• Available data:
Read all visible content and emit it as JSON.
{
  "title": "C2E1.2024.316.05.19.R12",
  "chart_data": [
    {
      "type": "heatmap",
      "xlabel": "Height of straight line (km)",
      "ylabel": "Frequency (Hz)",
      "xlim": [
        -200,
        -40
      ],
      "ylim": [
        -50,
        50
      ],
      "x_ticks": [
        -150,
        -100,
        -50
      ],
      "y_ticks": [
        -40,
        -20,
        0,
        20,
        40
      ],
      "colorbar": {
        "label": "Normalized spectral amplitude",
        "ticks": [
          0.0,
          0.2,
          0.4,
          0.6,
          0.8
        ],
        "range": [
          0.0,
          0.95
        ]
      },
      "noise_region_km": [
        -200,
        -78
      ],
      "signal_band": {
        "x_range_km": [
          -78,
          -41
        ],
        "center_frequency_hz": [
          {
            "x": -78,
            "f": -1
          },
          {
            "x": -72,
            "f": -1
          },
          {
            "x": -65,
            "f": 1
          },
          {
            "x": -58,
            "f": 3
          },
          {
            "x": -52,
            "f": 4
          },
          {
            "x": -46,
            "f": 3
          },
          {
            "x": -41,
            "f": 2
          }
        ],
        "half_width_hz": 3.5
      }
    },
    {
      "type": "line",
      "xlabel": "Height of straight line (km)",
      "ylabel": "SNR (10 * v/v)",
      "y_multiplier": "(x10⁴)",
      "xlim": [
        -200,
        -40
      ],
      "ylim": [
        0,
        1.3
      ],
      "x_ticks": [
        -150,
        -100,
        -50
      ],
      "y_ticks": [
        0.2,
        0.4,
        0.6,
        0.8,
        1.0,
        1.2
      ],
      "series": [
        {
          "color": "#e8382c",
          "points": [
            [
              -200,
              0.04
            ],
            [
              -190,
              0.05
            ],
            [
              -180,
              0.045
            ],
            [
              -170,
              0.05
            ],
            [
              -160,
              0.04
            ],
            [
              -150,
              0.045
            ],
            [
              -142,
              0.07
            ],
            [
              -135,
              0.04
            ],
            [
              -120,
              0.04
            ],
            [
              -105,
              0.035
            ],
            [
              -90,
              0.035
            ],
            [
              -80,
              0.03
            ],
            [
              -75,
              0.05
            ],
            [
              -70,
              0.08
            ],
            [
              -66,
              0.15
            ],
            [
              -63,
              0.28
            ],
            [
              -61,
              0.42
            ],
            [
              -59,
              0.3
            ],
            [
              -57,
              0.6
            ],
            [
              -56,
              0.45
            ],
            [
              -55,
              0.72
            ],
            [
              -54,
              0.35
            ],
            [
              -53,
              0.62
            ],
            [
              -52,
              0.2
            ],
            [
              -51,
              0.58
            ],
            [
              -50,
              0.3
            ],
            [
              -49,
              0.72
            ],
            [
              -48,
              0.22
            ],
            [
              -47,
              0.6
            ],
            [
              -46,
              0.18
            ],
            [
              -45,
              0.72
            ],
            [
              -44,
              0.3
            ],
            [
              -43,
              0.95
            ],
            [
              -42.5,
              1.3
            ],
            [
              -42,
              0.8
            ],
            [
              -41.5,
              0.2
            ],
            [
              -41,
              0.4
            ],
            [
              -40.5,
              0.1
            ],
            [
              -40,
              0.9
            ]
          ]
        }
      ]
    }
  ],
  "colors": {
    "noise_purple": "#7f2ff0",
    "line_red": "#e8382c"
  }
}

• Written task:
Transcribe the whole listing exactly.

• Answer to the problem:
Read all visible content and emit it as JSON.
{
  "title": "C2E1.2024.316.05.19.R12",
  "chart_data": [
    {
      "type": "heatmap",
      "xlabel": "Height of straight line (km)",
      "ylabel": "Frequency (Hz)",
      "xlim": [
        -200,
        -40
      ],
      "ylim": [
        -50,
        50
      ],
      "x_ticks": [
        -150,
        -100,
        -50
      ],
      "y_ticks": [
        -40,
        -20,
        0,
        20,
        40
      ],
      "colorbar": {
        "label": "Normalized spectral amplitude",
        "ticks": [
          0.0,
          0.2,
          0.4,
          0.6,
          0.8
        ],
        "range": [
          0.0,
          0.95
        ]
      },
      "noise_region_km": [
        -200,
        -78
      ],
      "signal_band": {
        "x_range_km": [
          -78,
          -41
        ],
        "center_frequency_hz": [
          {
            "x": -78,
            "f": -1
          },
          {
            "x": -72,
            "f": -1
          },
          {
            "x": -65,
            "f": 1
          },
          {
            "x": -58,
            "f": 3
          },
          {
            "x": -52,
            "f": 4
          },
          {
            "x": -46,
            "f": 3
          },
          {
            "x": -41,
            "f": 2
          }
        ],
        "half_width_hz": 3.5
      }
    },
    {
      "type": "line",
      "xlabel": "Height of straight line (km)",
      "ylabel": "SNR (10 * v/v)",
      "y_multiplier": "(x10⁴)",
      "xlim": [
        -200,
        -40
      ],
      "ylim": [
        0,
        1.3
      ],
      "x_ticks": [
        -150,
        -100,
        -50
      ],
      "y_ticks": [
        0.2,
        0.4,
        0.6,
        0.8,
        1.0,
        1.2
      ],
      "series": [
        {
          "color": "#e8382c",
          "points": [
            [
              -200,
              0.04
            ],
            [
              -190,
              0.05
            ],
            [
              -180,
              0.045
            ],
            [
              -170,
              0.05
            ],
            [
              -160,
              0.04
            ],
            [
              -150,
              0.045
            ],
            [
              -142,
              0.07
            ],
            [
              -135,
              0.04
            ],
            [
              -120,
              0.04
            ],
            [
              -105,
              0.035
            ],
            [
              -90,
              0.035
            ],
            [
              -80,
              0.03
            ],
            [
              -75,
              0.05
            ],
            [
              -70,
              0.08
            ],
            [
              -66,
              0.15
            ],
            [
              -63,
              0.28
            ],
            [
              -61,
              0.42
            ],
            [
              -59,
              0.3
            ],
            [
              -57,
              0.6
            ],
            [
              -56,
              0.45
            ],
            [
              -55,
              0.72
            ],
            [
              -54,
              0.35
            ],
            [
              -53,
              0.62
            ],
            [
              -52,
              0.2
            ],
            [
              -51,
              0.58
            ],
            [
              -50,
              0.3
            ],
            [
              -49,
              0.72
            ],
            [
              -48,
              0.22
            ],
            [
              -47,
              0.6
            ],
            [
              -46,
              0.18
            ],
            [
              -45,
              0.72
            ],
            [
              -44,
              0.3
            ],
            [
              -43,
              0.95
            ],
            [
              -42.5,
              1.3
            ],
            [
              -42,
              0.8
            ],
            [
              -41.5,
              0.2
            ],
            [
              -41,
              0.4
            ],
            [
              -40.5,
              0.1
            ],
            [
              -40,
              0.9
            ]
          ]
        }
      ]
    }
  ],
  "colors": {
    "noise_purple": "#7f2ff0",
    "line_red": "#e8382c"
  }
}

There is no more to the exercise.